In the records that follow, locate every line with "this" and extract it.

Stored data entries

##########

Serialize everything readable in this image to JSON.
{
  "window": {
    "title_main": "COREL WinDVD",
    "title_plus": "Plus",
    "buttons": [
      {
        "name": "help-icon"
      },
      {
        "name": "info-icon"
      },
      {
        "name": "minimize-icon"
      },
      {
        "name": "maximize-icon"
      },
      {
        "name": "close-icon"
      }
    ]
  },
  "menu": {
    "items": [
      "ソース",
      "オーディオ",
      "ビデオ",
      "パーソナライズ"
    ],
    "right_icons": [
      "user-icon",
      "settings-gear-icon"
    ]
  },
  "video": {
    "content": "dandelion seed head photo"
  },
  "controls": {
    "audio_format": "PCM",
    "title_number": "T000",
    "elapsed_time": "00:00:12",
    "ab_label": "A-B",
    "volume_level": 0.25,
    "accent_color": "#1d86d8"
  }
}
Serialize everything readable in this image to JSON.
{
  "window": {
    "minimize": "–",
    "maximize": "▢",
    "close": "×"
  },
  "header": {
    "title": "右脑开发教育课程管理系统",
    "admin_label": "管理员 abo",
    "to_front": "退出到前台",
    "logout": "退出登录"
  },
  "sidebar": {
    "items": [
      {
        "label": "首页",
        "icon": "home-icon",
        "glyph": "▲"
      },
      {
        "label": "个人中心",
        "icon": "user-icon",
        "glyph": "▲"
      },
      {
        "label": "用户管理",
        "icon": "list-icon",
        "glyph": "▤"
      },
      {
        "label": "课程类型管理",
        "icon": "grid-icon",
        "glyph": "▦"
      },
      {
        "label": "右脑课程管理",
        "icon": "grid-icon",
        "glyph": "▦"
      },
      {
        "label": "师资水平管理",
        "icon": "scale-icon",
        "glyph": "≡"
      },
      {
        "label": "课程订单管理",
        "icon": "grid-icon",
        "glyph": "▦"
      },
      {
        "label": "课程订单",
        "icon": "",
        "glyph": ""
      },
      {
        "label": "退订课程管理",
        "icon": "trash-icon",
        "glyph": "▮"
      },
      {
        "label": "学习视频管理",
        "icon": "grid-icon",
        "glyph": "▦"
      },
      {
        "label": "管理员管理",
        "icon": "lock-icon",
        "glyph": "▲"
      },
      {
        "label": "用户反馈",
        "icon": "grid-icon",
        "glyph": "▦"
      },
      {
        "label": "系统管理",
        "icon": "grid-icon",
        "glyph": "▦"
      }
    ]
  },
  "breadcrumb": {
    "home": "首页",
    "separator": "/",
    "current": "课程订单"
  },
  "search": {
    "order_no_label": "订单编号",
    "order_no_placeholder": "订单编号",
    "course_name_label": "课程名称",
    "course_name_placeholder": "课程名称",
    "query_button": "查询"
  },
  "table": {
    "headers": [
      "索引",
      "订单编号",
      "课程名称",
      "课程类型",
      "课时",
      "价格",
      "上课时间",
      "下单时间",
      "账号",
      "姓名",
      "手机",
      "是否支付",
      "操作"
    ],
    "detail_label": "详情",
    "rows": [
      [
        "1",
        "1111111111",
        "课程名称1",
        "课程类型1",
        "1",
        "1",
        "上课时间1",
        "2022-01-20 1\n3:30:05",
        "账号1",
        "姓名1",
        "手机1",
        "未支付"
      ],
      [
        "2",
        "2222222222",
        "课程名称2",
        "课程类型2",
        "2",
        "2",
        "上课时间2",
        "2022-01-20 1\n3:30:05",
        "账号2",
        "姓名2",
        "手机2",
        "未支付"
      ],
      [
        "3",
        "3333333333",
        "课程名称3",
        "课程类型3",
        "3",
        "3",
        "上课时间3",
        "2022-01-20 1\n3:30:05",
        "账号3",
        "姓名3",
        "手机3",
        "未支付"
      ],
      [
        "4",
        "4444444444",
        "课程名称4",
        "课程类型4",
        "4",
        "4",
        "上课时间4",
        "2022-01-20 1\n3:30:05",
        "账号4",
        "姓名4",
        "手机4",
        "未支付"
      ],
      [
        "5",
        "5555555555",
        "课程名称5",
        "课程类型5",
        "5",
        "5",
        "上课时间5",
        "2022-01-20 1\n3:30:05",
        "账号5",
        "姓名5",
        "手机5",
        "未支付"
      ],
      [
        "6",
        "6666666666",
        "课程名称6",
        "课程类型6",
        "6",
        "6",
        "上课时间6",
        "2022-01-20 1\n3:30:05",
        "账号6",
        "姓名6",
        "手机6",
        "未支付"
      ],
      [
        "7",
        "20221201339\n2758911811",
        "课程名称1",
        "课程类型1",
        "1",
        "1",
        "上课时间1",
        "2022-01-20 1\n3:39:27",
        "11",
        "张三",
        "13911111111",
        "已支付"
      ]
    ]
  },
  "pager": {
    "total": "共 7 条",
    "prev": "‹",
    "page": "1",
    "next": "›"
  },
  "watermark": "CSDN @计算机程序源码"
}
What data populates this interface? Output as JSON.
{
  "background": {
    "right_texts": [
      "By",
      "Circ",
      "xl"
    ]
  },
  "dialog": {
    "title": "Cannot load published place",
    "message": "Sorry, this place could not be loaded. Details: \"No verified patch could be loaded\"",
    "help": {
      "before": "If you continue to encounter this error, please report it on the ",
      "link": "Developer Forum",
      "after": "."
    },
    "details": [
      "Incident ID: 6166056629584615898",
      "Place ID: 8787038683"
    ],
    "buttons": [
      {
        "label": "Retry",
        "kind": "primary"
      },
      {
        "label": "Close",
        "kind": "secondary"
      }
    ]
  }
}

##########

[Exercise result]
Serialize everything readable in this image to JSON.
Serialize everything readable in this image to JSON.
What data populates this interface? Output as JSON.
    "message": "Sorry, this place could not be loaded. Details: \"No verified patch could be loaded\"",
      "before": "If you continue to encounter this error, please report it on the ",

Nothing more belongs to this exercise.